╔══

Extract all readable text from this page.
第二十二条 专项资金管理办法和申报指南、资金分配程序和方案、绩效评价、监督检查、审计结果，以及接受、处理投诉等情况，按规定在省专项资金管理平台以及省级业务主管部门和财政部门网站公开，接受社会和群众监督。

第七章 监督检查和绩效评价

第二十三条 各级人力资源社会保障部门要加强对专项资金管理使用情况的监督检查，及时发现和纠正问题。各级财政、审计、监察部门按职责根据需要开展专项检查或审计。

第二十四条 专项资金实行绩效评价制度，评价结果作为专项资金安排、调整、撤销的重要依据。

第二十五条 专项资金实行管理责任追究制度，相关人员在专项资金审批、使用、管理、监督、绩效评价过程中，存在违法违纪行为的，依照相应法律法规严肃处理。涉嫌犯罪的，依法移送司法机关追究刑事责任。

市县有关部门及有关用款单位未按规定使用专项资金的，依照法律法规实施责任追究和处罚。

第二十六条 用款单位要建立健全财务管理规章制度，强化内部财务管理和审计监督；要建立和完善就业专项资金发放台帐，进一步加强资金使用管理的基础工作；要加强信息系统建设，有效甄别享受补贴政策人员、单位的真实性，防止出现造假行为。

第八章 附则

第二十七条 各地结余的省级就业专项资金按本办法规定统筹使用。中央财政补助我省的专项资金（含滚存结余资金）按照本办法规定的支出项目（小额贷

╚══

REQUIRED WORK:
Retype every record above exactly as it appears.

WRITTEN RESPONSE:
Extract all readable text from this page.
第二十二条 专项资金管理办法和申报指南、资金分配程序和方案、绩效评价、监督检查、审计结果，以及接受、处理投诉等情况，按规定在省专项资金管理平台以及省级业务主管部门和财政部门网站公开，接受社会和群众监督。

第七章 监督检查和绩效评价

第二十三条 各级人力资源社会保障部门要加强对专项资金管理使用情况的监督检查，及时发现和纠正问题。各级财政、审计、监察部门按职责根据需要开展专项检查或审计。

第二十四条 专项资金实行绩效评价制度，评价结果作为专项资金安排、调整、撤销的重要依据。

第二十五条 专项资金实行管理责任追究制度，相关人员在专项资金审批、使用、管理、监督、绩效评价过程中，存在违法违纪行为的，依照相应法律法规严肃处理。涉嫌犯罪的，依法移送司法机关追究刑事责任。

市县有关部门及有关用款单位未按规定使用专项资金的，依照法律法规实施责任追究和处罚。

第二十六条 用款单位要建立健全财务管理规章制度，强化内部财务管理和审计监督；要建立和完善就业专项资金发放台帐，进一步加强资金使用管理的基础工作；要加强信息系统建设，有效甄别享受补贴政策人员、单位的真实性，防止出现造假行为。

第八章 附则

第二十七条 各地结余的省级就业专项资金按本办法规定统筹使用。中央财政补助我省的专项资金（含滚存结余资金）按照本办法规定的支出项目（小额贷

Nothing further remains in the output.